* [DIRECTION]:
Write the records below out in full, character for character, with no pictures.

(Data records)
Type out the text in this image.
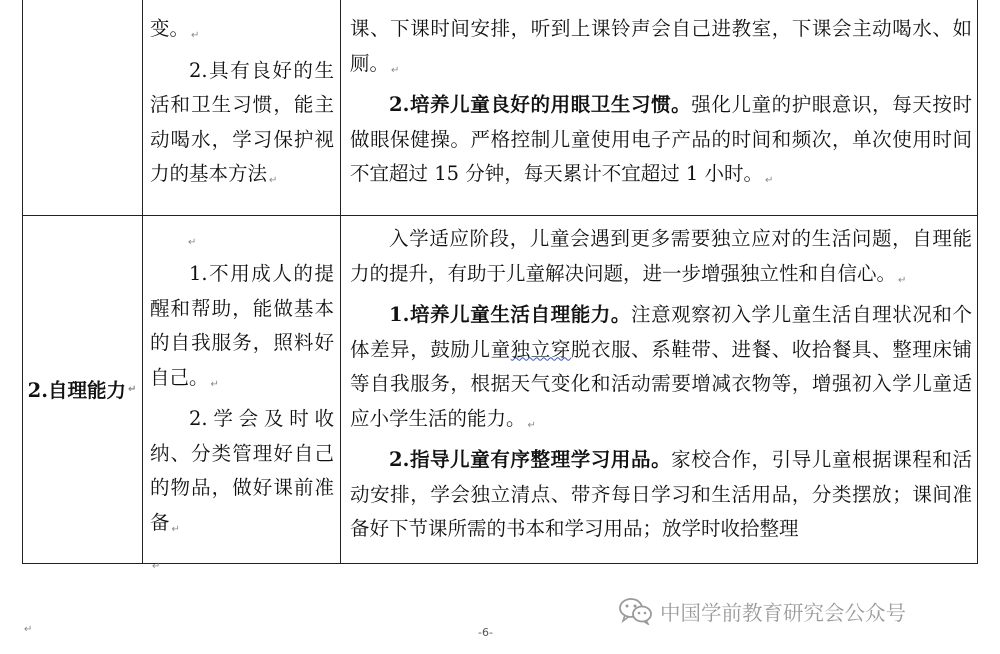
变。 ↵

2.具有良好的生活和卫生习惯，能主动喝水，学习保护视力的基本方法 ↵

课、下课时间安排，听到上课铃声会自己进教室，下课会主动喝水、如厕。 ↵

2.培养儿童良好的用眼卫生习惯。强化儿童的护眼意识，每天按时做眼保健操。严格控制儿童使用电子产品的时间和频次，单次使用时间不宜超过 15 分钟，每天累计不宜超过 1 小时。 ↵

2.自理能力 ↵

↵

1.不用成人的提醒和帮助，能做基本的自我服务，照料好自己。 ↵

2.学会及时收纳、分类管理好自己的物品，做好课前准备 ↵

↵

入学适应阶段，儿童会遇到更多需要独立应对的生活问题，自理能力的提升，有助于儿童解决问题，进一步增强独立性和自信心。 ↵

1.培养儿童生活自理能力。注意观察初入学儿童生活自理状况和个体差异，鼓励儿童独立穿脱衣服、系鞋带、进餐、收拾餐具、整理床铺等自我服务，根据天气变化和活动需要增减衣物等，增强初入学儿童适应小学生活的能力。 ↵

2.指导儿童有序整理学习用品。家校合作，引导儿童根据课程和活动安排，学会独立清点、带齐每日学习和生活用品，分类摆放；课间准备好下节课所需的书本和学习用品；放学时收拾整理

中国学前教育研究会公众号
↵	-6-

* [FINAL RESULT]:
Type out the text in this image.
变。 ↵

2.具有良好的生活和卫生习惯，能主动喝水，学习保护视力的基本方法 ↵

课、下课时间安排，听到上课铃声会自己进教室，下课会主动喝水、如厕。 ↵

2.培养儿童良好的用眼卫生习惯。强化儿童的护眼意识，每天按时做眼保健操。严格控制儿童使用电子产品的时间和频次，单次使用时间不宜超过 15 分钟，每天累计不宜超过 1 小时。 ↵

2.自理能力 ↵

↵

1.不用成人的提醒和帮助，能做基本的自我服务，照料好自己。 ↵

2.学会及时收纳、分类管理好自己的物品，做好课前准备 ↵

↵

入学适应阶段，儿童会遇到更多需要独立应对的生活问题，自理能力的提升，有助于儿童解决问题，进一步增强独立性和自信心。 ↵

1.培养儿童生活自理能力。注意观察初入学儿童生活自理状况和个体差异，鼓励儿童独立穿脱衣服、系鞋带、进餐、收拾餐具、整理床铺等自我服务，根据天气变化和活动需要增减衣物等，增强初入学儿童适应小学生活的能力。 ↵

2.指导儿童有序整理学习用品。家校合作，引导儿童根据课程和活动安排，学会独立清点、带齐每日学习和生活用品，分类摆放；课间准备好下节课所需的书本和学习用品；放学时收拾整理

中国学前教育研究会公众号
↵	-6-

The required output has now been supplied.